[What the task requires]
In the material below, retype each line without alteration, starting at the line that contains "tweet-text-line: I had" and ending at the line that contains "display-name[interactable]: Hayley Bruton [90, 433, 242, 455]", with both of those lines included.

[Entries provided]
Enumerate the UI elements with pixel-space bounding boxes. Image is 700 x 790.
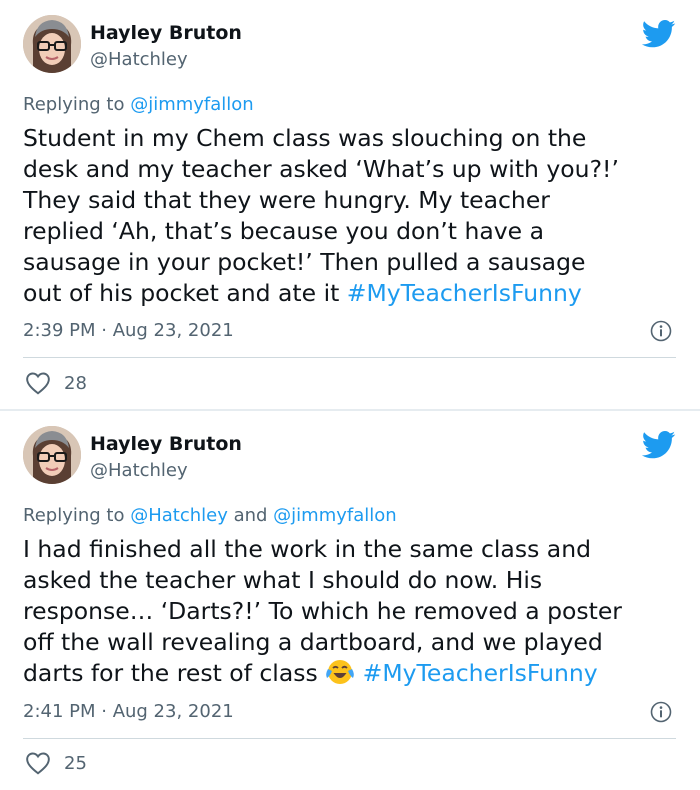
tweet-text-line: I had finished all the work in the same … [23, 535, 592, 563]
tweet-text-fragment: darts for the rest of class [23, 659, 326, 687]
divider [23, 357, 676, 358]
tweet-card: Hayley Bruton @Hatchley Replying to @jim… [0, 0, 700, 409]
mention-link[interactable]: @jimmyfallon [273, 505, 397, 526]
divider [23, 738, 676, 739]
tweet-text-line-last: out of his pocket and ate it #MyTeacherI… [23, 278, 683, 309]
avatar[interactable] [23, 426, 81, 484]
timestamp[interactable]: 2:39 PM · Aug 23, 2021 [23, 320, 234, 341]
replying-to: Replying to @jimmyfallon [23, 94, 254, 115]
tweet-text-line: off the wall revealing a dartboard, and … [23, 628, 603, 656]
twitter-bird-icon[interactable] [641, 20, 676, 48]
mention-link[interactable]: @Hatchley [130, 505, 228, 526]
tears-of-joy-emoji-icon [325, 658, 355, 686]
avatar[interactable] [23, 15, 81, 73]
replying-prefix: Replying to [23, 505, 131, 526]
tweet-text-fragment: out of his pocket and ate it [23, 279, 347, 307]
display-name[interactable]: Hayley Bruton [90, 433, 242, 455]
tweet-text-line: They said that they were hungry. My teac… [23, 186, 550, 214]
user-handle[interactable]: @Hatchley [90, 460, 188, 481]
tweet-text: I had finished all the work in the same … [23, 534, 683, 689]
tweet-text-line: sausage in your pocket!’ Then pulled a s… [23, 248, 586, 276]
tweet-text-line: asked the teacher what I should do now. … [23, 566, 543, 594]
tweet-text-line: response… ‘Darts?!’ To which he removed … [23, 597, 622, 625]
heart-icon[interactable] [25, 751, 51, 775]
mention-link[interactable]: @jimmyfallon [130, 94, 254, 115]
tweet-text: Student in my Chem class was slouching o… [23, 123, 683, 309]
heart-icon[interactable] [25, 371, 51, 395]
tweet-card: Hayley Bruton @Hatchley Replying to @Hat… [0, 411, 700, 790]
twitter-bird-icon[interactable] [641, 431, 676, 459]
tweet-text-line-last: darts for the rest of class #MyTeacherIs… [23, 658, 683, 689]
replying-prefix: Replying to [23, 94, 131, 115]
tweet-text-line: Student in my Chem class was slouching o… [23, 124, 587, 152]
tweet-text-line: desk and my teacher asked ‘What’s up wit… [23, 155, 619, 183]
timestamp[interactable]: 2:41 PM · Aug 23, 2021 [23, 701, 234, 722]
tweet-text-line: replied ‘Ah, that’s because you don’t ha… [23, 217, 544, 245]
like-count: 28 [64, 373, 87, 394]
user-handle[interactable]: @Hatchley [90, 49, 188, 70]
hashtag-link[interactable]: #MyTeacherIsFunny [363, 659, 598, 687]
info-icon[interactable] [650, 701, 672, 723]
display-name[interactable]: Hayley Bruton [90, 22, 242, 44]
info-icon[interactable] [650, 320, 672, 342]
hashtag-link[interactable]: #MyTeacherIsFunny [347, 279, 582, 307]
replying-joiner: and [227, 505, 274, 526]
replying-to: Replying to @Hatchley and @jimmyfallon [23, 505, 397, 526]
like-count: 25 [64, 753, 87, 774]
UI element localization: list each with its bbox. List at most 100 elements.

[Expected answer]
tweet-text-line: I had finished all the work in the same … [23, 535, 592, 563]
tweet-text-fragment: darts for the rest of class [23, 659, 326, 687]
divider [23, 357, 676, 358]
tweet-card: Hayley Bruton @Hatchley Replying to @jim… [0, 0, 700, 409]
mention-link[interactable]: @jimmyfallon [273, 505, 397, 526]
divider [23, 738, 676, 739]
tweet-text-line-last: out of his pocket and ate it #MyTeacherI… [23, 278, 683, 309]
avatar[interactable] [23, 426, 81, 484]
timestamp[interactable]: 2:39 PM · Aug 23, 2021 [23, 320, 234, 341]
replying-to: Replying to @jimmyfallon [23, 94, 254, 115]
tweet-text-line: off the wall revealing a dartboard, and … [23, 628, 603, 656]
twitter-bird-icon[interactable] [641, 20, 676, 48]
mention-link[interactable]: @Hatchley [130, 505, 228, 526]
tears-of-joy-emoji-icon [325, 658, 355, 686]
avatar[interactable] [23, 15, 81, 73]
replying-prefix: Replying to [23, 505, 131, 526]
tweet-text-fragment: out of his pocket and ate it [23, 279, 347, 307]
display-name[interactable]: Hayley Bruton [90, 433, 242, 455]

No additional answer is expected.